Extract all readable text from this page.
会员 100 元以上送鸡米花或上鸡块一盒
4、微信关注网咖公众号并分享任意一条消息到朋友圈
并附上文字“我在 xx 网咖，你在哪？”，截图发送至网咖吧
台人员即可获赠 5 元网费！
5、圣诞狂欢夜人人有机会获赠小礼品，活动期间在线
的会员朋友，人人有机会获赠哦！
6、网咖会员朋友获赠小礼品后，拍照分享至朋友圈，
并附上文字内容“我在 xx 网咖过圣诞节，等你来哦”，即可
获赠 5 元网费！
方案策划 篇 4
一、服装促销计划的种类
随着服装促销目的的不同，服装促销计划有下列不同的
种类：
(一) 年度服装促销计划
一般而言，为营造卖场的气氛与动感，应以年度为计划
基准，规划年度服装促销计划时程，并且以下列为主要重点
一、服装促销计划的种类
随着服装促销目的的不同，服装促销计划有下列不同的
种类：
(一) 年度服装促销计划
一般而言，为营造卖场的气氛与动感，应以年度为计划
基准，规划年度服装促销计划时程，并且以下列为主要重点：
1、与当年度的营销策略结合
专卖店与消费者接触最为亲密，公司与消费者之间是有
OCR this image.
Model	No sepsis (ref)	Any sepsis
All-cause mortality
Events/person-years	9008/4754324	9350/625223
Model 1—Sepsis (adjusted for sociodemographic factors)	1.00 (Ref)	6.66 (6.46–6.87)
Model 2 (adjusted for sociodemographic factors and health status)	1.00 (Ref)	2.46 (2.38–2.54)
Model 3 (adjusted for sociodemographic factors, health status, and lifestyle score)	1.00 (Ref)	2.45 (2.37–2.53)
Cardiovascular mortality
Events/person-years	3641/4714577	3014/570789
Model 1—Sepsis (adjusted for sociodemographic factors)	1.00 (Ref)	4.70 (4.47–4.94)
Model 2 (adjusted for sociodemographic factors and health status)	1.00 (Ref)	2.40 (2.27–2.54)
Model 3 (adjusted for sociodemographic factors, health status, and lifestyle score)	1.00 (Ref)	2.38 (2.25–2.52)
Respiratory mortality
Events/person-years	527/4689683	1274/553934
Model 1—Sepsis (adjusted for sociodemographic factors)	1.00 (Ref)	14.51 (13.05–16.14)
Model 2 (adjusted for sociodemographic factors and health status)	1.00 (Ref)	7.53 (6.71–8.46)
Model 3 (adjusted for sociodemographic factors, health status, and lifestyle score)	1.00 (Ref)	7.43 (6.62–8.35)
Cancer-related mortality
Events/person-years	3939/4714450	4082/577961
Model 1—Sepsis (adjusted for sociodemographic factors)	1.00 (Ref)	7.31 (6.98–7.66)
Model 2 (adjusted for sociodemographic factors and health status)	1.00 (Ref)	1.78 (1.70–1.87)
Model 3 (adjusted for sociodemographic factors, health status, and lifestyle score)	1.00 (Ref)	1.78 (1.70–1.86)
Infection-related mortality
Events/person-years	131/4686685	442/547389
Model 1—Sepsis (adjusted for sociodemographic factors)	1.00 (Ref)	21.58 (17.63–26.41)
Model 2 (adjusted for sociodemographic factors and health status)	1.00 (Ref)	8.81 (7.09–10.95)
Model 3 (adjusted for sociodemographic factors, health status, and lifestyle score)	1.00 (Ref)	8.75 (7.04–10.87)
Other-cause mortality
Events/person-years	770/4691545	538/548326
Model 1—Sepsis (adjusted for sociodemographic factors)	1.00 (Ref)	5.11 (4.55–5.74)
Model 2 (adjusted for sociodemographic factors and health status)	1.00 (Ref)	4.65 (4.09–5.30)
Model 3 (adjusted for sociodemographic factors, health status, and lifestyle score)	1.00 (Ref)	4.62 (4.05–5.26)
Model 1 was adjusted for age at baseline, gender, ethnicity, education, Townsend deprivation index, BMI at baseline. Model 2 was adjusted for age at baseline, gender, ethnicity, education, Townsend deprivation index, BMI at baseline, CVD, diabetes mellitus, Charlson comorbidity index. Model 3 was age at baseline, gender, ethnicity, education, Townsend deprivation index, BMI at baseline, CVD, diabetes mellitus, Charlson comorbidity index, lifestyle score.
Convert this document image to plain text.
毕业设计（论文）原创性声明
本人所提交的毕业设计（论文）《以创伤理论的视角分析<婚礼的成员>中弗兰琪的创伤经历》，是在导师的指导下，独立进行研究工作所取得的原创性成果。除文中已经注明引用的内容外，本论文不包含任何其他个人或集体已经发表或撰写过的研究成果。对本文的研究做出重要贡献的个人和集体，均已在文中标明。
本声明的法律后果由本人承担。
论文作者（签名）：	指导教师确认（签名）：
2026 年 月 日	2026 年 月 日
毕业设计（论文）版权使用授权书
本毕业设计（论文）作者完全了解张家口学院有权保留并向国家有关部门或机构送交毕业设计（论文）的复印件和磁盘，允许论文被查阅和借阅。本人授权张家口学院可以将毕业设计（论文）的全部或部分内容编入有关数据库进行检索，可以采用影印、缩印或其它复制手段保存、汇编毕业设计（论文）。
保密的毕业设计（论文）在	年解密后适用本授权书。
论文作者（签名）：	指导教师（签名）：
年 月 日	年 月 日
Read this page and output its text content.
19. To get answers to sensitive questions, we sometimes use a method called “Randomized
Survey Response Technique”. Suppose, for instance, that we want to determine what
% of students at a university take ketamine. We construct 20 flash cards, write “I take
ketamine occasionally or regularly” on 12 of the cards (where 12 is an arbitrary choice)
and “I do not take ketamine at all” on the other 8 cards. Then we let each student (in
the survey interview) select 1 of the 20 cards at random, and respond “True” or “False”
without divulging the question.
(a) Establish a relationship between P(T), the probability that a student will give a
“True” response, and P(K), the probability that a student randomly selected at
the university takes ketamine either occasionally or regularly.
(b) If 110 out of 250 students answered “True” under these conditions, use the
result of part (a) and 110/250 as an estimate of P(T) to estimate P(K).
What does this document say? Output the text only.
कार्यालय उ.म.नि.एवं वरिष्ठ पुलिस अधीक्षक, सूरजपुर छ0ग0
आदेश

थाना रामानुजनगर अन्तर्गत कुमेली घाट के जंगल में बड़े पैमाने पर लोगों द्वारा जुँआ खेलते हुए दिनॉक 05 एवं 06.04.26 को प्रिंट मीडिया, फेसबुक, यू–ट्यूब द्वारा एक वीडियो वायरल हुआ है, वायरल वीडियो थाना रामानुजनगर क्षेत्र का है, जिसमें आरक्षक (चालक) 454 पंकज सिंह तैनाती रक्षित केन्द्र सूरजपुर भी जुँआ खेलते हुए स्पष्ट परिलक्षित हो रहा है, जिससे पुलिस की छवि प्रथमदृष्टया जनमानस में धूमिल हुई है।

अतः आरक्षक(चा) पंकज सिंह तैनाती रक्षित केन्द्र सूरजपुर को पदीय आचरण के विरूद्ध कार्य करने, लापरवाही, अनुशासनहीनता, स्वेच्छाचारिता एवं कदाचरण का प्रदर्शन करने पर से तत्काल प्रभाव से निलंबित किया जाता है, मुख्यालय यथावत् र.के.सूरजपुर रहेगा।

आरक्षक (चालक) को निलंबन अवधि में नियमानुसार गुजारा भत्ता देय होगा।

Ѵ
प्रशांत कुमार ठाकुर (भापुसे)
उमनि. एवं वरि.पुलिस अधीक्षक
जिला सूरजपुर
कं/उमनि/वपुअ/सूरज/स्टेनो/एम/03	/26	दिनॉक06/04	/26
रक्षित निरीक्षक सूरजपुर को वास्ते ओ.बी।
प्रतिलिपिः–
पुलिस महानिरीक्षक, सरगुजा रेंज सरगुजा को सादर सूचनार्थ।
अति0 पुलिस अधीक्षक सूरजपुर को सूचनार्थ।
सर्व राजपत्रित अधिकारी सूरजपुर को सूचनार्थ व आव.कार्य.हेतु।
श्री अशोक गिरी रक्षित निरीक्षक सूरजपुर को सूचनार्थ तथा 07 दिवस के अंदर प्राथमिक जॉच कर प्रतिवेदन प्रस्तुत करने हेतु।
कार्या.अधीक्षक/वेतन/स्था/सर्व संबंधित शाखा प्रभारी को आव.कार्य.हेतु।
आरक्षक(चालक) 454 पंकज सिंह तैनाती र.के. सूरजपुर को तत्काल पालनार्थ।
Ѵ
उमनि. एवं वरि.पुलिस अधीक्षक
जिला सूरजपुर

________________

§ **Exercise description**:
In the listing above, how many lines include the word "probability"? Answer with the number and nothing more.

§ **Answer in full**:
2